SUPPLIED DATA
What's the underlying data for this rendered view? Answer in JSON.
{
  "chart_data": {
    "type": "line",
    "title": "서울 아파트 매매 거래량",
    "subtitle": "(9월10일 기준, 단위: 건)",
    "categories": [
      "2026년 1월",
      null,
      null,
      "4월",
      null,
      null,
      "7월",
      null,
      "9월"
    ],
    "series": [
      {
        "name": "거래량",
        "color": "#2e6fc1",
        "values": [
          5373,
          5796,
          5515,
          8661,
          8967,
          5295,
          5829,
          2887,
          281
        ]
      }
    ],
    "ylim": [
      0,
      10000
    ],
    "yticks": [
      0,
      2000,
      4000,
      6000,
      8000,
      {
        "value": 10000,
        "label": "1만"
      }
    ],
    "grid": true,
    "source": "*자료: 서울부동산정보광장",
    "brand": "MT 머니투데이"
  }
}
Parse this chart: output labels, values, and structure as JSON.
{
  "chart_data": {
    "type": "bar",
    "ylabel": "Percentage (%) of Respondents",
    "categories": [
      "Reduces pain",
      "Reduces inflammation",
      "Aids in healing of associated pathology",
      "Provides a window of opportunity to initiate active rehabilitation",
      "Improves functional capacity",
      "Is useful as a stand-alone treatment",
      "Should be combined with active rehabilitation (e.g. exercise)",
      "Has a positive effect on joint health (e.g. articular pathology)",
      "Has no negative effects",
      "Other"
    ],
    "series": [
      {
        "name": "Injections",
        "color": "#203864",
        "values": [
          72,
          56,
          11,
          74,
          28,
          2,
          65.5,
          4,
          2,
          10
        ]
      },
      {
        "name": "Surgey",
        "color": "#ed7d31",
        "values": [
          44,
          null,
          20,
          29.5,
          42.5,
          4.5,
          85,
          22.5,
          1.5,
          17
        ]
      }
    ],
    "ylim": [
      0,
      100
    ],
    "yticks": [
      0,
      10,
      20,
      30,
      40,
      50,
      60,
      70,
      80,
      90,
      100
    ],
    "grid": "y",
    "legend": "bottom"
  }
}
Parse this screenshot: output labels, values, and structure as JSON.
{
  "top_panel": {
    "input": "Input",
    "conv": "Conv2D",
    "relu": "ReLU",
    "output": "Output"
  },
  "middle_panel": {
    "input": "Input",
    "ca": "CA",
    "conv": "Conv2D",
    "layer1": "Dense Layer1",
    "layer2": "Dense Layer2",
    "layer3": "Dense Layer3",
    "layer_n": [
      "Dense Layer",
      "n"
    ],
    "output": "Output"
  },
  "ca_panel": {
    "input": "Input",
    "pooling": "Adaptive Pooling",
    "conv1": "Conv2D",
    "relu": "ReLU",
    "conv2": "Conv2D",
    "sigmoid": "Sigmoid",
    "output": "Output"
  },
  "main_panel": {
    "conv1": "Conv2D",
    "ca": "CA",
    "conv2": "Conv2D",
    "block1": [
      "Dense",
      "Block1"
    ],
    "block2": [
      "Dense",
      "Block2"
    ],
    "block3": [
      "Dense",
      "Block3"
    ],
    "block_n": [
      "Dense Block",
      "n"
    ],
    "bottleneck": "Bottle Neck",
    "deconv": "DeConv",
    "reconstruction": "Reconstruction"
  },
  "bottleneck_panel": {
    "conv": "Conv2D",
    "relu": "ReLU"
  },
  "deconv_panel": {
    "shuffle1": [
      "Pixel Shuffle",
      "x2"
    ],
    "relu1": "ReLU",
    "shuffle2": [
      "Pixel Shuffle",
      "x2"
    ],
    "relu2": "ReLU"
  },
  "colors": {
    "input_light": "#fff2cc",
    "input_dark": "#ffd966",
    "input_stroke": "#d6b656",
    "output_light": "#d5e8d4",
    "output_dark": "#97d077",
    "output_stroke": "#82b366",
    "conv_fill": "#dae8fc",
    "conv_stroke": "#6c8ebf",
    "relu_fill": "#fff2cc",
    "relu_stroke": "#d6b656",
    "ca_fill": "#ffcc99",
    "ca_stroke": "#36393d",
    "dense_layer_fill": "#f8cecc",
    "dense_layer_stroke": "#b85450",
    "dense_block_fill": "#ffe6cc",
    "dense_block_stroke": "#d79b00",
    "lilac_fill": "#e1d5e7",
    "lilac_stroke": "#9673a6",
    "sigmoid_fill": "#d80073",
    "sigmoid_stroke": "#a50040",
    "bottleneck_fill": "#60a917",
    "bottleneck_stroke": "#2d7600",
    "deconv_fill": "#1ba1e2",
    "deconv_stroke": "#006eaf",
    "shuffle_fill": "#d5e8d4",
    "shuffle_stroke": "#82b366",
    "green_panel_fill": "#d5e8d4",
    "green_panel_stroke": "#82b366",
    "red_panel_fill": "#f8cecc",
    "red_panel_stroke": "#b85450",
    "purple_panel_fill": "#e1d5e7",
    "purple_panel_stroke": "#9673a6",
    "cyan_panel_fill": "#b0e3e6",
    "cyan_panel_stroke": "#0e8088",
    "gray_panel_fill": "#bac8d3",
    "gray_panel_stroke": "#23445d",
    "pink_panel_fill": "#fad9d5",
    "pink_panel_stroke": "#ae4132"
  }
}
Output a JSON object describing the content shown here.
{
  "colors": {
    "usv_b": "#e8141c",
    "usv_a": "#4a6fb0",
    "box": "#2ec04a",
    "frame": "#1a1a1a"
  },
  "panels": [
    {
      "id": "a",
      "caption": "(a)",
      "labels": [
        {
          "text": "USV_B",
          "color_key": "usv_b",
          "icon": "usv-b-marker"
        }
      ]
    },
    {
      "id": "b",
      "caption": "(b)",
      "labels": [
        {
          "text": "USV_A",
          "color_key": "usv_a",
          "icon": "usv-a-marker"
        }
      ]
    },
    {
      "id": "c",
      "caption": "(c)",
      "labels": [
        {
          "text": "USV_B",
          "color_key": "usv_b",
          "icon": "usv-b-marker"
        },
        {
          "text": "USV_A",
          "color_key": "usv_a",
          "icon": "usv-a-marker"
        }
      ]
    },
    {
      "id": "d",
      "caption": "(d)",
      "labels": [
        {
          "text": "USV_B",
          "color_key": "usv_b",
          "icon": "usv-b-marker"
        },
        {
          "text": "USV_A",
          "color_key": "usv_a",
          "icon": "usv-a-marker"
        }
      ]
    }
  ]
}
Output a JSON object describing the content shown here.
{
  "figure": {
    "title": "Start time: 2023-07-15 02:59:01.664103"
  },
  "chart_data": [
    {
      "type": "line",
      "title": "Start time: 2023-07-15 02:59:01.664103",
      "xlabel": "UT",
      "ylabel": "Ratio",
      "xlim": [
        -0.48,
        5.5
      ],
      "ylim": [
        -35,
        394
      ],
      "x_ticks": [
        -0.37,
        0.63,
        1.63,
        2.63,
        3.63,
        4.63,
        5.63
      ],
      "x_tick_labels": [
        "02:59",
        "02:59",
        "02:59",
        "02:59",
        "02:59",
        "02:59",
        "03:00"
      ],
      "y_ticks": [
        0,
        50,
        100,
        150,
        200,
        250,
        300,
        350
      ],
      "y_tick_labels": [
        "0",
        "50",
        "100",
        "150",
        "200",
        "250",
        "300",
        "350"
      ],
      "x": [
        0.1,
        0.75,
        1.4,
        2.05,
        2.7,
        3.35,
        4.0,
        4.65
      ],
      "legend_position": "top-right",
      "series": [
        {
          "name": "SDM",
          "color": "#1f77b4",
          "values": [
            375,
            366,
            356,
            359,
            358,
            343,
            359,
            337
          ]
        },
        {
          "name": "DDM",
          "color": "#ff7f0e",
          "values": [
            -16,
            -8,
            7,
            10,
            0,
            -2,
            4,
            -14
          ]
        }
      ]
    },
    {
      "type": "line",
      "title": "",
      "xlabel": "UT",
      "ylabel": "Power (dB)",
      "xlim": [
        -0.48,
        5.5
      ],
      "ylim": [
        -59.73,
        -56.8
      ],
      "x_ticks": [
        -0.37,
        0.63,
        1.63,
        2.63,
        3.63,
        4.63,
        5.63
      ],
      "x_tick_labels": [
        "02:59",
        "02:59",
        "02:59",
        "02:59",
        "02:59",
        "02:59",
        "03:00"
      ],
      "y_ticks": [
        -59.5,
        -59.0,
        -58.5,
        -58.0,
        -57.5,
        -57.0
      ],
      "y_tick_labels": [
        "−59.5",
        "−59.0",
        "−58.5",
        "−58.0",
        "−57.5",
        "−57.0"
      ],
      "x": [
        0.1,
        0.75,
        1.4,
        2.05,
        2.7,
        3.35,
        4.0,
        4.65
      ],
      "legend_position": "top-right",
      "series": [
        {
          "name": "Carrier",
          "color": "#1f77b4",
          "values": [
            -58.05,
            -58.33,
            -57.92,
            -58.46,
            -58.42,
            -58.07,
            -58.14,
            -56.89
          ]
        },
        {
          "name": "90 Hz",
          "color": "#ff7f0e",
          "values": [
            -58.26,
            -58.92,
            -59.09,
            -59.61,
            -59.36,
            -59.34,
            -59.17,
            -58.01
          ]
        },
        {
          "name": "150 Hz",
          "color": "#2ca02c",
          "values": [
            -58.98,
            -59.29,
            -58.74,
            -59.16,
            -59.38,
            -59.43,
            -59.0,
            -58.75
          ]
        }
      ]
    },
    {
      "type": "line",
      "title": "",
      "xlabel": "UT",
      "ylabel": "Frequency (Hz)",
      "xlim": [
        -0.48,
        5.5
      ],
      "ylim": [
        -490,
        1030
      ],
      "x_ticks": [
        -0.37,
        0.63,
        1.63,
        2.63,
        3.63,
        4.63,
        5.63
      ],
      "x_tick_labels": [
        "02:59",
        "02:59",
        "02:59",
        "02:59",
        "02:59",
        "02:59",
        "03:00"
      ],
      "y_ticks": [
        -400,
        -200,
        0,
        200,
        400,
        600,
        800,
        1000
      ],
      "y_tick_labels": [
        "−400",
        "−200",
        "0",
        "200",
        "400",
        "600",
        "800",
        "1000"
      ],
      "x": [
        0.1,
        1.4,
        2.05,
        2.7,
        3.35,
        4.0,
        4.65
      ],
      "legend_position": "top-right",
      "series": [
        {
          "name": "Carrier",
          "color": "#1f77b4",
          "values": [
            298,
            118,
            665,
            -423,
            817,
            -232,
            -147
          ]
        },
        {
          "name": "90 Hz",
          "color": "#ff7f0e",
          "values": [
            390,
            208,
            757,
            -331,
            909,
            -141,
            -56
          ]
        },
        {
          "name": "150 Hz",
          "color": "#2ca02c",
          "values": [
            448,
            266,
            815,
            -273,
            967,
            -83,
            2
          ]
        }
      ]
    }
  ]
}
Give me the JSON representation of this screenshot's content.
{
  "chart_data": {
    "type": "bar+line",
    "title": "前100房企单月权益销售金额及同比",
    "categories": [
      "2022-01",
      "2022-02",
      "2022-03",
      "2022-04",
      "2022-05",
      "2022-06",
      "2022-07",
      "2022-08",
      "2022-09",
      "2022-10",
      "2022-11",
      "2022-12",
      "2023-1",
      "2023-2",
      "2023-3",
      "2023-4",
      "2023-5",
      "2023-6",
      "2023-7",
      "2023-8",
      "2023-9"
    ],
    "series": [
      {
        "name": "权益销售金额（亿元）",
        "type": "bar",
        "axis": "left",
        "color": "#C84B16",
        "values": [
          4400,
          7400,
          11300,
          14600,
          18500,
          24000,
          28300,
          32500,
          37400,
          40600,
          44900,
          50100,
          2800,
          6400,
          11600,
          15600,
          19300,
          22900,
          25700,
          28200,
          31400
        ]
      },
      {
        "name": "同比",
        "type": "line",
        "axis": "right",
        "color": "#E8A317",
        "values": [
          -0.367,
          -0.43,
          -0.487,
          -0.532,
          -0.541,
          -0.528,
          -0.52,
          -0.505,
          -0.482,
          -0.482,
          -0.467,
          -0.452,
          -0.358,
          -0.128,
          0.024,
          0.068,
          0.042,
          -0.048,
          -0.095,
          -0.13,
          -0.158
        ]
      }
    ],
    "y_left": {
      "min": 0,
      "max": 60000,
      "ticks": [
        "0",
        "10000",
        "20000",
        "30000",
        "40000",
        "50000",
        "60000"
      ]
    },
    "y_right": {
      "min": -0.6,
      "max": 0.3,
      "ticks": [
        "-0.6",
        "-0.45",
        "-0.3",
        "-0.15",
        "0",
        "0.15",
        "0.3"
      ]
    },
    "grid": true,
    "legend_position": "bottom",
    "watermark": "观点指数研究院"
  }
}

OBJECTIVE
Scan the material above and determine how many lines include the word "caption"; report only the number.

RESPONSE FOR THIS EXERCISE
4